▸ SOURCE MATERIAL:
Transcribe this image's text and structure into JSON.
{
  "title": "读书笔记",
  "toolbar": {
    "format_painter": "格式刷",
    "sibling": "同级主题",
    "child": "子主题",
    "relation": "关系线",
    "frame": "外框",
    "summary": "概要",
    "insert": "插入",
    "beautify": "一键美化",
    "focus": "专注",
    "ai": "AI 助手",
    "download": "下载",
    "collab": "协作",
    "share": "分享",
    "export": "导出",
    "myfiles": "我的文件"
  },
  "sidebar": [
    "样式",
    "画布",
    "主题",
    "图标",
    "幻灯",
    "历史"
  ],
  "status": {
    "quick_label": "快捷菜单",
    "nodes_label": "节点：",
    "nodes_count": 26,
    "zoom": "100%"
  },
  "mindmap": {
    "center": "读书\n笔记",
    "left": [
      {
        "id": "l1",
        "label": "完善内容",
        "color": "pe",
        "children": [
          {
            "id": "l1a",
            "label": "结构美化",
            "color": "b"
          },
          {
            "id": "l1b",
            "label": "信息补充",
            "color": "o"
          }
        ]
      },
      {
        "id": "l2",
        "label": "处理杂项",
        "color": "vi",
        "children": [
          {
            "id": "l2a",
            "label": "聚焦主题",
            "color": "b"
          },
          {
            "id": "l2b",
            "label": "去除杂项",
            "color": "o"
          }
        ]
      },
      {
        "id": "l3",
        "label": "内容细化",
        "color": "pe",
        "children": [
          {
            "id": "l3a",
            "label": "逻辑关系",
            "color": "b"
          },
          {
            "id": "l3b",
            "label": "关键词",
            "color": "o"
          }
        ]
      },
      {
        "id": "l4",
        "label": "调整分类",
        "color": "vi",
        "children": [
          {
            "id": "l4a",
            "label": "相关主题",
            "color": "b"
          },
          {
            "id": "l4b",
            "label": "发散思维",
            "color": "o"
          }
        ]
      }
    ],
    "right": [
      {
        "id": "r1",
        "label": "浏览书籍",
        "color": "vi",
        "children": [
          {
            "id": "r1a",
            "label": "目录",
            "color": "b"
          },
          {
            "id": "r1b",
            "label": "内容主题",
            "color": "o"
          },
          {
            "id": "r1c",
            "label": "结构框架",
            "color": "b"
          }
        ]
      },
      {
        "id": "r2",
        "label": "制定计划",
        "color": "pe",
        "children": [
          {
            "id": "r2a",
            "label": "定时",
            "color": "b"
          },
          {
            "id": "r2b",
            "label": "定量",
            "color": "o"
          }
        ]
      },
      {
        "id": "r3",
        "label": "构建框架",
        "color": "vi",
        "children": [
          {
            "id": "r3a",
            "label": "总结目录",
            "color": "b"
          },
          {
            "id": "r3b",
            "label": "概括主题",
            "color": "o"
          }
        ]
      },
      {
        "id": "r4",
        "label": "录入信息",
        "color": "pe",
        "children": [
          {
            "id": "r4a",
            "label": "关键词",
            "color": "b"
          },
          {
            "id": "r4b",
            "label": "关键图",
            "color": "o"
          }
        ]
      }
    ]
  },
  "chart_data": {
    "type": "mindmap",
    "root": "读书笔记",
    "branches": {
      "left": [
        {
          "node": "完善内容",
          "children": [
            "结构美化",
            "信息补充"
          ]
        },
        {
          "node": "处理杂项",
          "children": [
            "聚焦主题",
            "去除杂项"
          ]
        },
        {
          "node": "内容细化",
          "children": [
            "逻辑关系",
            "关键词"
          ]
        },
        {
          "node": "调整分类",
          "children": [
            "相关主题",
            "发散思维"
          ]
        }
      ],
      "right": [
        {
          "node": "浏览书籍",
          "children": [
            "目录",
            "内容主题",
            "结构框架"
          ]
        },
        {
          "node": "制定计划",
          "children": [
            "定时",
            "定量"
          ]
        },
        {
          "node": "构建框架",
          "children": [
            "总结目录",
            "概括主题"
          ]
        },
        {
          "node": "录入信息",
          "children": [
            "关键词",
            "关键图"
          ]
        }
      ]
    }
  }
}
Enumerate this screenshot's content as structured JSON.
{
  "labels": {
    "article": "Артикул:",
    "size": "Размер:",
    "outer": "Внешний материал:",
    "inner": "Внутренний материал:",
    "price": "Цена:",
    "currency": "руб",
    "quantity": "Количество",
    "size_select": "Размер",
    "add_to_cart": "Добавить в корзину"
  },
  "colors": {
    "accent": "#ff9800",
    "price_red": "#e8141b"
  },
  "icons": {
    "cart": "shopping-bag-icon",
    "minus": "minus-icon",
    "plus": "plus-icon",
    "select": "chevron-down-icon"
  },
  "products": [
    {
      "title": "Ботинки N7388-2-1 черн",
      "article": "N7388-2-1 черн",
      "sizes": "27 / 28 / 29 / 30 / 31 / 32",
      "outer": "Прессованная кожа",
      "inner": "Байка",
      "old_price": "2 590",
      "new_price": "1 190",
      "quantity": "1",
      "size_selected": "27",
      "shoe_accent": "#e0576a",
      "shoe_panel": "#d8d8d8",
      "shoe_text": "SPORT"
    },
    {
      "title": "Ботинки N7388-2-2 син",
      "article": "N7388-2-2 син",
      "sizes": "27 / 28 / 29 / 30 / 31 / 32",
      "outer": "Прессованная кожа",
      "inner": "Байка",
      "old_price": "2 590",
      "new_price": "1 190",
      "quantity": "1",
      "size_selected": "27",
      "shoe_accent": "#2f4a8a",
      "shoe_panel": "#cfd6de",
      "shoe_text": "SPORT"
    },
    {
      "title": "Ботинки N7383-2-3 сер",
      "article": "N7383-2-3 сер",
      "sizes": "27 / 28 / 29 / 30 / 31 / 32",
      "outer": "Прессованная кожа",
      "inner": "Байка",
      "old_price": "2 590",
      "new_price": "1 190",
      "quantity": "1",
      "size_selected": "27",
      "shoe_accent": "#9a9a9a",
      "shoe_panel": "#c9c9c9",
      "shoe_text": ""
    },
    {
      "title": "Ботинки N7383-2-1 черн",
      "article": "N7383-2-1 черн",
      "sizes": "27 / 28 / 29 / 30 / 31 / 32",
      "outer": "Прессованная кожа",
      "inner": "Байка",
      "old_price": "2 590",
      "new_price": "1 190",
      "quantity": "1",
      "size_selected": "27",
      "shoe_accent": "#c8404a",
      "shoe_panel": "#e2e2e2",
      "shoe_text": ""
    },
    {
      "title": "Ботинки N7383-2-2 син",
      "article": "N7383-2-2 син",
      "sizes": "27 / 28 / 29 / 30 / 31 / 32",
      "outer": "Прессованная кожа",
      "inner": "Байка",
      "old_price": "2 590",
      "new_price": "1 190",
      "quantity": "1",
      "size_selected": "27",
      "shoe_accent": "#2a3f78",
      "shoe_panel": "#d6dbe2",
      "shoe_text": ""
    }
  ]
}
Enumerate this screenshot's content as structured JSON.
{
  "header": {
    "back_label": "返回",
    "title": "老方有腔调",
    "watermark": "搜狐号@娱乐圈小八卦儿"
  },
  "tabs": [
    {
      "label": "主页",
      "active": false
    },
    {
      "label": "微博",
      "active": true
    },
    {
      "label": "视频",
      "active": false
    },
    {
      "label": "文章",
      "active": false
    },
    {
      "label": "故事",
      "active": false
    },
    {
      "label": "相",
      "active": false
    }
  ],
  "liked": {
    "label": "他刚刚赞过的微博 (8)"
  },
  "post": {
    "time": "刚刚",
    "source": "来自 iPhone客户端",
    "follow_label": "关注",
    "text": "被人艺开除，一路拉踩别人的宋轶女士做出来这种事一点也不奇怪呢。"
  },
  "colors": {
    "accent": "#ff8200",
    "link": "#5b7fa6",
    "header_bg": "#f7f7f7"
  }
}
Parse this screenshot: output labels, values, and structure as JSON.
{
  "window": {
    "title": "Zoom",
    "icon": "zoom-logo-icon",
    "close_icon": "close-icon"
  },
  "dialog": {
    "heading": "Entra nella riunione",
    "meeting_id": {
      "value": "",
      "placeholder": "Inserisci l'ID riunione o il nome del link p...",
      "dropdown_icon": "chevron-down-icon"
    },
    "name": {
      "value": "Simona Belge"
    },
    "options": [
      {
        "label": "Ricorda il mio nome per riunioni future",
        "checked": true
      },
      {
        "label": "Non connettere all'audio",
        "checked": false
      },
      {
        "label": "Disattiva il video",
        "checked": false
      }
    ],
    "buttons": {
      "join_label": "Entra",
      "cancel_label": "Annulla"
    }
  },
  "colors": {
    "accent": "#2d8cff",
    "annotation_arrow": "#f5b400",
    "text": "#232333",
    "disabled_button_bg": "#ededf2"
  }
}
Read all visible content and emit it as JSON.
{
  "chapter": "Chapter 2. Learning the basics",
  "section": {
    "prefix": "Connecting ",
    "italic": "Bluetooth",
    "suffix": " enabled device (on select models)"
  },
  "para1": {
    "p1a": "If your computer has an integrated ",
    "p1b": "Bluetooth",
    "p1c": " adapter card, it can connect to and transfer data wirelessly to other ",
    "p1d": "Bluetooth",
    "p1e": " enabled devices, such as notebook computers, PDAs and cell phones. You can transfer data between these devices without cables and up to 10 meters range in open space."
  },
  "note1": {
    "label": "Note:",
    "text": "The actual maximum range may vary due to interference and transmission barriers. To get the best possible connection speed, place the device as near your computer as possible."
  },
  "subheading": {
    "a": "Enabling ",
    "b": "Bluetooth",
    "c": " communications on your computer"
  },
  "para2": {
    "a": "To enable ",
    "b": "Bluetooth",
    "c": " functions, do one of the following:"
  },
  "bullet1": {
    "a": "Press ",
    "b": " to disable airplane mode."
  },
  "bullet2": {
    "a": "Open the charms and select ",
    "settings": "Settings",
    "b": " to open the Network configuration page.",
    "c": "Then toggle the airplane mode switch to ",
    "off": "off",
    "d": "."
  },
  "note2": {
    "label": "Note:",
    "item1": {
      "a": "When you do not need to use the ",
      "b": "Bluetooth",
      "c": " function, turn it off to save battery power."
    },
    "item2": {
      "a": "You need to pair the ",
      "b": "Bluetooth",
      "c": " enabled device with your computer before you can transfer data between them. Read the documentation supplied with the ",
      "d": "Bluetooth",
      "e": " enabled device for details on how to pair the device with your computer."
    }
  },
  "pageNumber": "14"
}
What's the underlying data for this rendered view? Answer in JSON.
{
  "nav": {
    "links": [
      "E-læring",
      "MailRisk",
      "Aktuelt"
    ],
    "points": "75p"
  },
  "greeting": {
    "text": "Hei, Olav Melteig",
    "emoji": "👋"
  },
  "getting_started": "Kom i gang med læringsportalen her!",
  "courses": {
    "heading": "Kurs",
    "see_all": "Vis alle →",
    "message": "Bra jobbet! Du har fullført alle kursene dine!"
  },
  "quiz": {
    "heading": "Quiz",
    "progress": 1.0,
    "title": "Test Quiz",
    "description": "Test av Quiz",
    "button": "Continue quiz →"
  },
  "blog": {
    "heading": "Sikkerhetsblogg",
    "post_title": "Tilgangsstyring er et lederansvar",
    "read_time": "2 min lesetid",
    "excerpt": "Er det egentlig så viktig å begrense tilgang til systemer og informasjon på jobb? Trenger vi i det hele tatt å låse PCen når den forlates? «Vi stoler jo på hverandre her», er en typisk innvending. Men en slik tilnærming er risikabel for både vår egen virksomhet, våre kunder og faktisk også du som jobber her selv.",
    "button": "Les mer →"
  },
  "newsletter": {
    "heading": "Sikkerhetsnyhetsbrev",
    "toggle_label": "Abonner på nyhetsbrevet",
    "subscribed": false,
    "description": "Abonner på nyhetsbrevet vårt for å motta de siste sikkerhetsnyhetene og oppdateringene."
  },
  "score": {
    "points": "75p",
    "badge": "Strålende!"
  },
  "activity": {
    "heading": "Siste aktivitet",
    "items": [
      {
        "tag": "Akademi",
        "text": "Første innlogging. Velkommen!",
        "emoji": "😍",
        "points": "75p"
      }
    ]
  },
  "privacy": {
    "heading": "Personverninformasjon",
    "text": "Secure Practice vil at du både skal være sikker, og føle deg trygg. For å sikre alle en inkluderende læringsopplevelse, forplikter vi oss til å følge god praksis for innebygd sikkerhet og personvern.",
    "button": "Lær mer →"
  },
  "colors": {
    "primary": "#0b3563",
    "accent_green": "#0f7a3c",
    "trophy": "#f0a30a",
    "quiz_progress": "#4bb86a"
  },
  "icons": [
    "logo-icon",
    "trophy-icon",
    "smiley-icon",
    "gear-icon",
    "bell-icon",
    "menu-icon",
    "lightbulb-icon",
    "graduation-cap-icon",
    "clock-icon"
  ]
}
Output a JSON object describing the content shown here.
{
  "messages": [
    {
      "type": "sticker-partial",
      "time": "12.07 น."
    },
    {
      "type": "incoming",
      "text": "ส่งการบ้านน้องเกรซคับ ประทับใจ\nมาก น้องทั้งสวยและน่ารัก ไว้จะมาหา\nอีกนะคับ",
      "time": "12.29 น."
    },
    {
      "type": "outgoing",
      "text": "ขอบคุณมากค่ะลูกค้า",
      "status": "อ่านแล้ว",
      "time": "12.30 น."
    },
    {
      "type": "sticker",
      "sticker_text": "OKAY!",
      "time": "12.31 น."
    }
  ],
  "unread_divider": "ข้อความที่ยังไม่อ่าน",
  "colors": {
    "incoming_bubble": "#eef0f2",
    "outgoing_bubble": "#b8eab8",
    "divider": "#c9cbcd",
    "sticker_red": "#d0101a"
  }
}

▸ WHAT YOU SHOULD DO: Make an exact copy of every line from the one with "Output a JSON" to the end of the data, with the first and last of those lines included.

▸ IN RESPONSE:
Output a JSON object describing the content shown here.
{
  "messages": [
    {
      "type": "sticker-partial",
      "time": "12.07 น."
    },
    {
      "type": "incoming",
      "text": "ส่งการบ้านน้องเกรซคับ ประทับใจ\nมาก น้องทั้งสวยและน่ารัก ไว้จะมาหา\nอีกนะคับ",
      "time": "12.29 น."
    },
    {
      "type": "outgoing",
      "text": "ขอบคุณมากค่ะลูกค้า",
      "status": "อ่านแล้ว",
      "time": "12.30 น."
    },
    {
      "type": "sticker",
      "sticker_text": "OKAY!",
      "time": "12.31 น."
    }
  ],
  "unread_divider": "ข้อความที่ยังไม่อ่าน",
  "colors": {
    "incoming_bubble": "#eef0f2",
    "outgoing_bubble": "#b8eab8",
    "divider": "#c9cbcd",
    "sticker_red": "#d0101a"
  }
}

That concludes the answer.